• **Aim**
Quote every line below exactly as it reads.

[Lines of data]
========================================

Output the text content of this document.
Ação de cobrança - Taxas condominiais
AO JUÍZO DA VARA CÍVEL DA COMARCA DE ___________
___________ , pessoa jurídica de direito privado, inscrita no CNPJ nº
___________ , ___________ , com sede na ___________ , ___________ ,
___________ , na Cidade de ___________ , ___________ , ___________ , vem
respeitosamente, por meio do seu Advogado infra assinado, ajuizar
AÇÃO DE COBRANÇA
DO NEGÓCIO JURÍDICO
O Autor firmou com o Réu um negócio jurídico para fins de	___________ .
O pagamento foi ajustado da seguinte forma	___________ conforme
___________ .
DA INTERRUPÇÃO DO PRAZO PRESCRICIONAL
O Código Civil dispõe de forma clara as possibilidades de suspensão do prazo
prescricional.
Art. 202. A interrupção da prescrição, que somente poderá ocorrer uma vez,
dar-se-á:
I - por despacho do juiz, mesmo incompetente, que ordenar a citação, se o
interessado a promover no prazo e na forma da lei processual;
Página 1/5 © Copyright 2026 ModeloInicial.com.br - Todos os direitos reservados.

========================================

• **Task result**
Output the text content of this document.
Ação de cobrança - Taxas condominiais
AO JUÍZO DA VARA CÍVEL DA COMARCA DE ___________
___________ , pessoa jurídica de direito privado, inscrita no CNPJ nº
___________ , ___________ , com sede na ___________ , ___________ ,
___________ , na Cidade de ___________ , ___________ , ___________ , vem
respeitosamente, por meio do seu Advogado infra assinado, ajuizar
AÇÃO DE COBRANÇA
DO NEGÓCIO JURÍDICO
O Autor firmou com o Réu um negócio jurídico para fins de	___________ .
O pagamento foi ajustado da seguinte forma	___________ conforme
___________ .
DA INTERRUPÇÃO DO PRAZO PRESCRICIONAL
O Código Civil dispõe de forma clara as possibilidades de suspensão do prazo
prescricional.
Art. 202. A interrupção da prescrição, que somente poderá ocorrer uma vez,
dar-se-á:
I - por despacho do juiz, mesmo incompetente, que ordenar a citação, se o
interessado a promover no prazo e na forma da lei processual;
Página 1/5 © Copyright 2026 ModeloInicial.com.br - Todos os direitos reservados.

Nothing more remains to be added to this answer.